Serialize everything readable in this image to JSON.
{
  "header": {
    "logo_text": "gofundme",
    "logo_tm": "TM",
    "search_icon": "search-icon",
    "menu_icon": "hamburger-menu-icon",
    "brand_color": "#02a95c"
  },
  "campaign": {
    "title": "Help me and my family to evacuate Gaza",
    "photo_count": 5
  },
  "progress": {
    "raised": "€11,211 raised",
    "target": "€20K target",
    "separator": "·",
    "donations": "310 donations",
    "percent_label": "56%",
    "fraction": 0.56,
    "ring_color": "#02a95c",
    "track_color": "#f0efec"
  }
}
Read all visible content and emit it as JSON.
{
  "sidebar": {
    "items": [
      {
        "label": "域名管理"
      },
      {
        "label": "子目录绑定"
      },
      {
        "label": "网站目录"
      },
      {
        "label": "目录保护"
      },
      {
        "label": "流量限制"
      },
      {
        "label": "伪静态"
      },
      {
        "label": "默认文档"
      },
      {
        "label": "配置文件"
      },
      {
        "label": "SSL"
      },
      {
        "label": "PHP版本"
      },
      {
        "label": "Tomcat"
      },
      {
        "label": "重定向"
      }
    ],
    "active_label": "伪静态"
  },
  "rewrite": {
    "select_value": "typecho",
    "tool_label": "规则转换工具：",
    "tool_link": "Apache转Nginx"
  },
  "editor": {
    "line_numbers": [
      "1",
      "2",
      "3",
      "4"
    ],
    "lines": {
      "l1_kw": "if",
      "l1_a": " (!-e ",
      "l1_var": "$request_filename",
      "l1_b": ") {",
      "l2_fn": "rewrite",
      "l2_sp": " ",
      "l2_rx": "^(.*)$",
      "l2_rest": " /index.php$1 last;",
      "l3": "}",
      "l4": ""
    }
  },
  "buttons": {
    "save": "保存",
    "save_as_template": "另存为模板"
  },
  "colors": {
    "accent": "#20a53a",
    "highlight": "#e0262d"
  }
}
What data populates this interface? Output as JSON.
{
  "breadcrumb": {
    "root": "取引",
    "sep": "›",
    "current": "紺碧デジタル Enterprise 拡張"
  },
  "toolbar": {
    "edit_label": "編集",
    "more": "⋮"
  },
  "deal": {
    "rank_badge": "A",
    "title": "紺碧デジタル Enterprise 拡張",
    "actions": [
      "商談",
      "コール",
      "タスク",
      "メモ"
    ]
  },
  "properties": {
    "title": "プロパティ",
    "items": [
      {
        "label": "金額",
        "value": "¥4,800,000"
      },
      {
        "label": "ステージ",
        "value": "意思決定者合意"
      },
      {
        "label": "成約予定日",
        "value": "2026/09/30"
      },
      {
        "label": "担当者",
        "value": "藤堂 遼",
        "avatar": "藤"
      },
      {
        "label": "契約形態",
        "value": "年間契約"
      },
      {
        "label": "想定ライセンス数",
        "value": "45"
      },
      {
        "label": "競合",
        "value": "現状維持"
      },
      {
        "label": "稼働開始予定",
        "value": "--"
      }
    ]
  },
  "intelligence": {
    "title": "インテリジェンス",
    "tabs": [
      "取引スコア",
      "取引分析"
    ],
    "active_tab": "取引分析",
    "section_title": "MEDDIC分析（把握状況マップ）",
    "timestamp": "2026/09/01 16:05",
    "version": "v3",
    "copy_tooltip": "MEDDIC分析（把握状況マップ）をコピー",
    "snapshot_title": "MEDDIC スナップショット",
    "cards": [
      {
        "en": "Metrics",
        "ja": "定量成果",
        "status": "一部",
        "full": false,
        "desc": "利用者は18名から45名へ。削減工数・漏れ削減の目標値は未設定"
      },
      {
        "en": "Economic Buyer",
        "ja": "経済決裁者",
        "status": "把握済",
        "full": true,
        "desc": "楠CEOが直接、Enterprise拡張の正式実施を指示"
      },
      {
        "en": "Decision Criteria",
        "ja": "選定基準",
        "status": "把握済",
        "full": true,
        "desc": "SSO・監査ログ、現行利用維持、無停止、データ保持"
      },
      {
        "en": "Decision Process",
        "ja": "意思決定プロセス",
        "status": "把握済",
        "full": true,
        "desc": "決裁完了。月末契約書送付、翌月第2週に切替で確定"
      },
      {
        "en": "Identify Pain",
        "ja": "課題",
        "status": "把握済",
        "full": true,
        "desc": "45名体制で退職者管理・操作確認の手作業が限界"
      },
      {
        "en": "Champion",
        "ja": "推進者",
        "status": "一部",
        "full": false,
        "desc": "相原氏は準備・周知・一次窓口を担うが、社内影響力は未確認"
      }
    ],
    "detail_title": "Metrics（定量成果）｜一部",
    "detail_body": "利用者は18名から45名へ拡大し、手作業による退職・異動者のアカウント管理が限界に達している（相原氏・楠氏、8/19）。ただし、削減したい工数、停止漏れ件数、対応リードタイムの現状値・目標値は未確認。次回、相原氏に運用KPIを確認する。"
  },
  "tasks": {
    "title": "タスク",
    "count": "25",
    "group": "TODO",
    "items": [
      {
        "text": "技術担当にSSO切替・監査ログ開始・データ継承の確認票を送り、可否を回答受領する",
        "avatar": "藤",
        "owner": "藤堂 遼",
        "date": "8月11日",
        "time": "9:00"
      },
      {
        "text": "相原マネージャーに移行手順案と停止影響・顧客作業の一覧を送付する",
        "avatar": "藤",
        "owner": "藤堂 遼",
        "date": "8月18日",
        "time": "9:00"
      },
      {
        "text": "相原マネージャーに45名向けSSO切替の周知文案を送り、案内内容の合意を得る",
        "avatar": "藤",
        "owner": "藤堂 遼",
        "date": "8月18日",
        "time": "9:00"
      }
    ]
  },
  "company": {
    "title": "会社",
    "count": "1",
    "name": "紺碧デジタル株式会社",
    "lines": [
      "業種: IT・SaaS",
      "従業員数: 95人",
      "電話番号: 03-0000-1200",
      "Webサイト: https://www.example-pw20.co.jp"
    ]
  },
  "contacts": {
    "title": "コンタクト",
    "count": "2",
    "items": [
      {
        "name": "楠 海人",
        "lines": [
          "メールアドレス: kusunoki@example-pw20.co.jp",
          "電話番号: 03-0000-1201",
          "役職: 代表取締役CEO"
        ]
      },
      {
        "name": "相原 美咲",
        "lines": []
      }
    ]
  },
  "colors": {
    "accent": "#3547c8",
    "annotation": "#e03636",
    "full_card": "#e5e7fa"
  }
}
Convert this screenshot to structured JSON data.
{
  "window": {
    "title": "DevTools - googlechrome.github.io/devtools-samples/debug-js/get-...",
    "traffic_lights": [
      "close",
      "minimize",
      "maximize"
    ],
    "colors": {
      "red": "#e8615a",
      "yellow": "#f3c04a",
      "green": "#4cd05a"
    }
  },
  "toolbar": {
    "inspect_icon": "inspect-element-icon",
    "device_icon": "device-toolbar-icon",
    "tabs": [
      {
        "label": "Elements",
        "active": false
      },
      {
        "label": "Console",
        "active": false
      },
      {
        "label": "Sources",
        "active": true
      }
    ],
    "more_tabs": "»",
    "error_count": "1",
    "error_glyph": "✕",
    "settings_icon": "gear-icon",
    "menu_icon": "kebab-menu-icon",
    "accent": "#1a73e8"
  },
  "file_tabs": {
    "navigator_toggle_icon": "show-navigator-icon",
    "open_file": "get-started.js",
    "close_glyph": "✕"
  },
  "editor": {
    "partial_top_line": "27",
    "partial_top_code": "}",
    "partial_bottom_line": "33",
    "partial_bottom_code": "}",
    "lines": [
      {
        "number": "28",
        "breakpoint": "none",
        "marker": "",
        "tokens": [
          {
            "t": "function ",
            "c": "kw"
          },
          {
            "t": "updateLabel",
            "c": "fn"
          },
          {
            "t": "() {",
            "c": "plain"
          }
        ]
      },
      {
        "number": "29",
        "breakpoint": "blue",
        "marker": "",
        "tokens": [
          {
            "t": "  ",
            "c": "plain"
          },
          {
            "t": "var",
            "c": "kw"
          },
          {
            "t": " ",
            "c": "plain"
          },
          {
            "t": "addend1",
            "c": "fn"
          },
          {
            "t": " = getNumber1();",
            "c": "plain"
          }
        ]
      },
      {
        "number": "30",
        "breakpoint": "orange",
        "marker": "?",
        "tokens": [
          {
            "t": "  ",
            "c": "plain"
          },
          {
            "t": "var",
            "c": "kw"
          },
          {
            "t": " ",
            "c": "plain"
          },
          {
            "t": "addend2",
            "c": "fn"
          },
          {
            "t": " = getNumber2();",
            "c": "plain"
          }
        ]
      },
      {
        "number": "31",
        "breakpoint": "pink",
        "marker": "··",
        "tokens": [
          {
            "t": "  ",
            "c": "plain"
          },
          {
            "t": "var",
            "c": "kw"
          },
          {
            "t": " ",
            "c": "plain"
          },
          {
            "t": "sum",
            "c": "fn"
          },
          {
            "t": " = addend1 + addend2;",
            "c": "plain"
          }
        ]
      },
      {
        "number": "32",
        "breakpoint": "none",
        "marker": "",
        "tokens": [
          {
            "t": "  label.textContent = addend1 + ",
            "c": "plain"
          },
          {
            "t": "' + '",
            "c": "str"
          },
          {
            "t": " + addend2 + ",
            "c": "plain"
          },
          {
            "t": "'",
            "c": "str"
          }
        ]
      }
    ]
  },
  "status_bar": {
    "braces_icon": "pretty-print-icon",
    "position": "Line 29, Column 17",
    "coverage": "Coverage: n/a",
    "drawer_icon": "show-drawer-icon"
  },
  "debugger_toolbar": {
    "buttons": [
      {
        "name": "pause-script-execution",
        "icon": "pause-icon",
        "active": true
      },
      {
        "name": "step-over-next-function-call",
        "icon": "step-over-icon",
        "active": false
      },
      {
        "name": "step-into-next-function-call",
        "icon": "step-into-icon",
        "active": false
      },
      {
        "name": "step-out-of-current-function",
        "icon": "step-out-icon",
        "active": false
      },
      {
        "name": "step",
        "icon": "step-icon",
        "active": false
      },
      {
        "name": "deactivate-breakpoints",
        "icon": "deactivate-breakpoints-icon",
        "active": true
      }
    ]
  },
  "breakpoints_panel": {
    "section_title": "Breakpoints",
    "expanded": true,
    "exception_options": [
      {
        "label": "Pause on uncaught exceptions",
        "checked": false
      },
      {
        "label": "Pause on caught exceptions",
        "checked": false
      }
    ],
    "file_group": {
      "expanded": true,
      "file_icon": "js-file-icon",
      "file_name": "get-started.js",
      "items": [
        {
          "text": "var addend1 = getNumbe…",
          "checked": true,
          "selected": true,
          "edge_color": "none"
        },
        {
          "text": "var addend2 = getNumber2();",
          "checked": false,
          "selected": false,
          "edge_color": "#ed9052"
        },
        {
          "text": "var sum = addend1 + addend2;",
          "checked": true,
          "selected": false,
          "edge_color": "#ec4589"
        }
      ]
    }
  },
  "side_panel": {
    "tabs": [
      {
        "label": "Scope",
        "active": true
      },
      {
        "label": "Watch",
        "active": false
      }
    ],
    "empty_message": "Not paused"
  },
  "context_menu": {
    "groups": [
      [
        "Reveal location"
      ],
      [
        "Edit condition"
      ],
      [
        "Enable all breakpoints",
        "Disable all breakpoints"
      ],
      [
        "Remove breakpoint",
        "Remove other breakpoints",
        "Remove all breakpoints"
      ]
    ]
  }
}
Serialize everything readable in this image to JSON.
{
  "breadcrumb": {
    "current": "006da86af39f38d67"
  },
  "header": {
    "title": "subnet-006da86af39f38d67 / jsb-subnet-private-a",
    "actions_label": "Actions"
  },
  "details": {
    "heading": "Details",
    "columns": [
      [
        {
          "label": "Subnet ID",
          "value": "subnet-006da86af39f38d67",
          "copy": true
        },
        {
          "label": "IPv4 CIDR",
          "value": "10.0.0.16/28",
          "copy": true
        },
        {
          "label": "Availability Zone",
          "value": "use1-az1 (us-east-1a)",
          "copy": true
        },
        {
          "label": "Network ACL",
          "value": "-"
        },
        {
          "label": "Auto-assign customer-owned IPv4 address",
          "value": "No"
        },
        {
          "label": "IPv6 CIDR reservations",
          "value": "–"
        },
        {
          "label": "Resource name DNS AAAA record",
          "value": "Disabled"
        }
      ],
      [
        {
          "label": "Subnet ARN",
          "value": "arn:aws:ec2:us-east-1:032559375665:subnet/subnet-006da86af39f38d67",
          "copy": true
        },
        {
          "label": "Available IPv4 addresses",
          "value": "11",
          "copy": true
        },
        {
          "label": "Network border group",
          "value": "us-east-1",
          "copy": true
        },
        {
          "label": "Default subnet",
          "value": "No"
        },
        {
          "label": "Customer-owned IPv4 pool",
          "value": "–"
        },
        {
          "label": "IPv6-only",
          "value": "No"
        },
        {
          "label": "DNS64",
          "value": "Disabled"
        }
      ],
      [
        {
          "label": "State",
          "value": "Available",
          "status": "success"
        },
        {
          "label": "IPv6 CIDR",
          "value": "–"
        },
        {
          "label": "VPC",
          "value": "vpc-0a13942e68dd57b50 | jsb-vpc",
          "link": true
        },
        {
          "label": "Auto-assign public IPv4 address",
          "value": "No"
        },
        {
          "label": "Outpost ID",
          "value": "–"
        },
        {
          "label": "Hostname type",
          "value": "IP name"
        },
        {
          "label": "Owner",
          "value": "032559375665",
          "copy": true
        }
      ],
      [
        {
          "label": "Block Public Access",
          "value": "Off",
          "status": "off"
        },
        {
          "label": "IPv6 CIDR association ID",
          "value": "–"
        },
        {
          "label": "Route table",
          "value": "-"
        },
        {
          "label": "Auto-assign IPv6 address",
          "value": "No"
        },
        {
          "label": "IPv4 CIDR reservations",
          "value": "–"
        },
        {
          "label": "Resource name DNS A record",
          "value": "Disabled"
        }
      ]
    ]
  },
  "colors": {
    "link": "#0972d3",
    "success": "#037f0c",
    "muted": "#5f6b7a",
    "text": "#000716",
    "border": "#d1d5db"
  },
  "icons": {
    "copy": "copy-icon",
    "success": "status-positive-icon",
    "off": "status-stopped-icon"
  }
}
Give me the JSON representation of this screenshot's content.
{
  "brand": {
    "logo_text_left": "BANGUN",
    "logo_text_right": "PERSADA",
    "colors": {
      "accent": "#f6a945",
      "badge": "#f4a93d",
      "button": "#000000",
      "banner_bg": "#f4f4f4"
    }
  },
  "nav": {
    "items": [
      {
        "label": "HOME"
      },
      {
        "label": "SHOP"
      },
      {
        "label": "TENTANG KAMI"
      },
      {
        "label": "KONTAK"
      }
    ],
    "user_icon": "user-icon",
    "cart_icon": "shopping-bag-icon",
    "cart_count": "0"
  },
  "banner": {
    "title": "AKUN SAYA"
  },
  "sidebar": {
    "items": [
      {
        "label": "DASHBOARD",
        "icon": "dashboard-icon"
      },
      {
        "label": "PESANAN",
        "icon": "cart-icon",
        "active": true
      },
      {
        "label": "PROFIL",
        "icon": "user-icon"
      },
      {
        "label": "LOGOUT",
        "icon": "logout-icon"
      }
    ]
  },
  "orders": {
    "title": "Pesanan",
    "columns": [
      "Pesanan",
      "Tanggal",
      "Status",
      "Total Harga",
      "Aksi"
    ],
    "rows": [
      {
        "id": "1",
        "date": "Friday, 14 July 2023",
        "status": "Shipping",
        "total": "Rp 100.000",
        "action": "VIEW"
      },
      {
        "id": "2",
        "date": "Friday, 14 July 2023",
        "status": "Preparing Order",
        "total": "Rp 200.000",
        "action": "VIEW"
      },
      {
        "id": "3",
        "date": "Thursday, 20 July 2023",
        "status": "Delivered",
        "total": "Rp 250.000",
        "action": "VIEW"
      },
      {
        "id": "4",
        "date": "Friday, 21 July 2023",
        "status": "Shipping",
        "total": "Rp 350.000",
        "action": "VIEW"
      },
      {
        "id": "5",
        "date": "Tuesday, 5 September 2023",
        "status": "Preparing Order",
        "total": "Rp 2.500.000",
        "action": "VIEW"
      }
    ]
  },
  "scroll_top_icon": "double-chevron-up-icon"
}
---
Set problem → Copy out each line of the entries that holds "CIDR".

Task result →
          "label": "IPv4 CIDR",
          "label": "IPv6 CIDR reservations",
          "label": "IPv6 CIDR",
          "label": "IPv6 CIDR association ID",
          "label": "IPv4 CIDR reservations",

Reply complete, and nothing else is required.